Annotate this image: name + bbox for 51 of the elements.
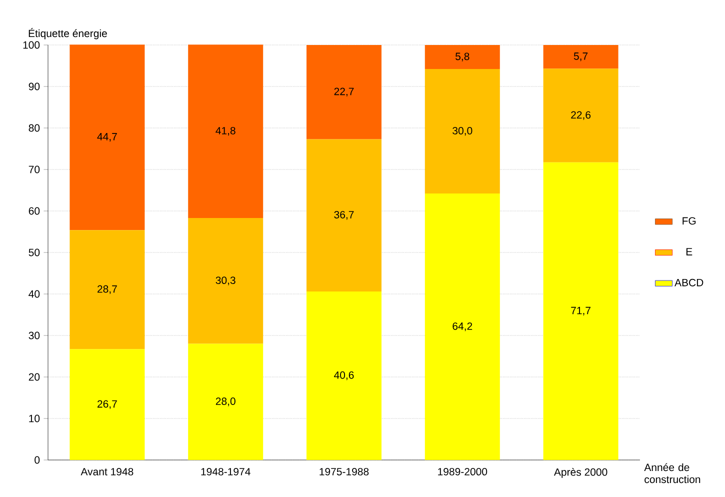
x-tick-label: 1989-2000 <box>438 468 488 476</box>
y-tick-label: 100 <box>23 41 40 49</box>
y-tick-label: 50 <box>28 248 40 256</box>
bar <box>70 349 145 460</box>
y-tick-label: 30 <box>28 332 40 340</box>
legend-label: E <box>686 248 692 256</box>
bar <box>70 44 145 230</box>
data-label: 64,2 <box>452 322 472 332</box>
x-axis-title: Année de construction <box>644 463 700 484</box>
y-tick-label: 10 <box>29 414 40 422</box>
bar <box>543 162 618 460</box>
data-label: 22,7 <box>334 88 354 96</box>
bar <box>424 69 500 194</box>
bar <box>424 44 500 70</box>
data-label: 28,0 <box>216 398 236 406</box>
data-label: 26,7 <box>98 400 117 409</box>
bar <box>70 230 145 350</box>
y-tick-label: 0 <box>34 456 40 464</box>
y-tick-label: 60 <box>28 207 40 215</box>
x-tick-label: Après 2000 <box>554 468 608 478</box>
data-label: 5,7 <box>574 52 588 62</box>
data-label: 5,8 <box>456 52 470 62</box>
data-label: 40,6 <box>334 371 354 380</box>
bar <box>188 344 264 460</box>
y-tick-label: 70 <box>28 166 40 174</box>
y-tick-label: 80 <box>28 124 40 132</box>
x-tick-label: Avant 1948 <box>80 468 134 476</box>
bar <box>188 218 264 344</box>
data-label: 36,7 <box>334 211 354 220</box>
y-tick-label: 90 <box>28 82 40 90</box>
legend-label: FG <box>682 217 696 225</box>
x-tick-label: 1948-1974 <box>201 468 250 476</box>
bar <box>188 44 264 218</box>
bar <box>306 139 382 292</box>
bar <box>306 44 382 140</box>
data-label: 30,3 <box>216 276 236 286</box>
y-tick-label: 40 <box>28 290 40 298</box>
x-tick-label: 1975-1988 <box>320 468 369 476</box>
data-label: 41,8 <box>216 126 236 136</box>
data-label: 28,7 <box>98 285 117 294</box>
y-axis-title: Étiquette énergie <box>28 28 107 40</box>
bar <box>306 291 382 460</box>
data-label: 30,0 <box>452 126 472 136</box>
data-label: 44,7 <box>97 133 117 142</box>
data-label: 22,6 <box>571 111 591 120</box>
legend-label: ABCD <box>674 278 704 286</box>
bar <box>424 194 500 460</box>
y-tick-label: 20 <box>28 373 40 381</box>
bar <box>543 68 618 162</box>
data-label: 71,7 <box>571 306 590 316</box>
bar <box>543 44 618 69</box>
======
Goal:
Render the lines from the one containing "x-tick-label: 1989-2000 <box>438" through the one containing "x-tick-label: 1948-1974 <box>201", inclusive, as a JSON list of strings with one string per line and blank lines omitted.

Task solution:
[
  "x-tick-label: 1989-2000 <box>438 468 488 476</box>",
  "y-tick-label: 100 <box>23 41 40 49</box>",
  "y-tick-label: 50 <box>28 248 40 256</box>",
  "bar <box>70 349 145 460</box>",
  "y-tick-label: 30 <box>28 332 40 340</box>",
  "legend-label: E <box>686 248 692 256</box>",
  "bar <box>70 44 145 230</box>",
  "data-label: 64,2 <box>452 322 472 332</box>",
  "x-axis-title: Année de construction <box>644 463 700 484</box>",
  "y-tick-label: 10 <box>29 414 40 422</box>",
  "bar <box>543 162 618 460</box>",
  "data-label: 22,7 <box>334 88 354 96</box>",
  "bar <box>424 69 500 194</box>",
  "bar <box>424 44 500 70</box>",
  "data-label: 28,0 <box>216 398 236 406</box>",
  "data-label: 26,7 <box>98 400 117 409</box>",
  "bar <box>70 230 145 350</box>",
  "y-tick-label: 0 <box>34 456 40 464</box>",
  "y-tick-label: 60 <box>28 207 40 215</box>",
  "x-tick-label: Après 2000 <box>554 468 608 478</box>",
  "data-label: 5,7 <box>574 52 588 62</box>",
  "data-label: 5,8 <box>456 52 470 62</box>",
  "data-label: 40,6 <box>334 371 354 380</box>",
  "bar <box>188 344 264 460</box>",
  "y-tick-label: 70 <box>28 166 40 174</box>",
  "y-tick-label: 80 <box>28 124 40 132</box>",
  "x-tick-label: Avant 1948 <box>80 468 134 476</box>",
  "bar <box>188 218 264 344</box>",
  "data-label: 36,7 <box>334 211 354 220</box>",
  "y-tick-label: 90 <box>28 82 40 90</box>",
  "legend-label: FG <box>682 217 696 225</box>",
  "x-tick-label: 1948-1974 <box>201 468 250 476</box>"
]